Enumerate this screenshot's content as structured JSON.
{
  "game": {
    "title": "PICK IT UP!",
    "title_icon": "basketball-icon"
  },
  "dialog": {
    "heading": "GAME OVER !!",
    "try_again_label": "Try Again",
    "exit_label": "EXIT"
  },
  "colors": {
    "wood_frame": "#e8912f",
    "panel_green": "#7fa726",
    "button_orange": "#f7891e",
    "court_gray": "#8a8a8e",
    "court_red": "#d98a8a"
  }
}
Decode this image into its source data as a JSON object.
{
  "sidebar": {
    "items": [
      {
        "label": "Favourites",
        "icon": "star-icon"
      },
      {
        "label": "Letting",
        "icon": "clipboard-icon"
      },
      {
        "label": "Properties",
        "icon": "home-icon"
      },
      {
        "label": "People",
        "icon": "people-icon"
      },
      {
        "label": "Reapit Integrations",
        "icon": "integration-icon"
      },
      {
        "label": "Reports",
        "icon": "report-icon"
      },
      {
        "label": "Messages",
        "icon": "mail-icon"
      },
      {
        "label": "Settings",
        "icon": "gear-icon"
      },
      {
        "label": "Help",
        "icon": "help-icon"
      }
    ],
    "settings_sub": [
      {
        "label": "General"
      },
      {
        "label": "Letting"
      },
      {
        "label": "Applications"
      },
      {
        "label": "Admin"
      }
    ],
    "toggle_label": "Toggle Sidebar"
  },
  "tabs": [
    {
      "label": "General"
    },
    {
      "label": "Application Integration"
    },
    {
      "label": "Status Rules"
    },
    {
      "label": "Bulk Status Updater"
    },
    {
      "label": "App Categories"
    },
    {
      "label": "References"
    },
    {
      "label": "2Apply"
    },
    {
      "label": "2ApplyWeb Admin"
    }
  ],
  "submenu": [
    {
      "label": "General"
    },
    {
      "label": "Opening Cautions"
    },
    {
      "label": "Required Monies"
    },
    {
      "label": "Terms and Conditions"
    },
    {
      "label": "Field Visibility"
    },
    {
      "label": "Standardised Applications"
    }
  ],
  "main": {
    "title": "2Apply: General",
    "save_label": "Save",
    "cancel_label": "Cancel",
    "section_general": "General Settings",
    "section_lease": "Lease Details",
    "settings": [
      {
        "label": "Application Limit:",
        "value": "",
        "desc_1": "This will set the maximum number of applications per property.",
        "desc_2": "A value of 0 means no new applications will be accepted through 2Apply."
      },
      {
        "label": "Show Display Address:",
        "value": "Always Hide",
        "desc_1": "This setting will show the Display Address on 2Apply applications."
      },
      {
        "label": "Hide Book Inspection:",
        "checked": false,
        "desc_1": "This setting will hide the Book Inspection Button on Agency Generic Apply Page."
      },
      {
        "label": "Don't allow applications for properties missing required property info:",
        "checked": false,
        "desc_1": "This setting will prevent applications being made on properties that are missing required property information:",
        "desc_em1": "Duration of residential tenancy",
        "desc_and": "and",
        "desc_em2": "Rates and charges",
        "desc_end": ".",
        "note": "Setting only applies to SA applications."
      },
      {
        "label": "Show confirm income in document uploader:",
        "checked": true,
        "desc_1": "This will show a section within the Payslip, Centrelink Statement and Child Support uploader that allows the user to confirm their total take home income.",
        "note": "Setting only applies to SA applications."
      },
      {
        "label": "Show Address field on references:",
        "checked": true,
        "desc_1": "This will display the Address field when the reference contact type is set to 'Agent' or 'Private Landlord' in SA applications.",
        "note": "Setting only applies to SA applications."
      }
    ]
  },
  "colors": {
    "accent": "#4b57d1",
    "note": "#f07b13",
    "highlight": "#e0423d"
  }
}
========================================================================
■ **EXERCISE DESCRIPTION**: Only lines with the word "Status" should be collected from the material.

■ **CORRECT RESULT**:
      "label": "Status Rules"
      "label": "Bulk Status Updater"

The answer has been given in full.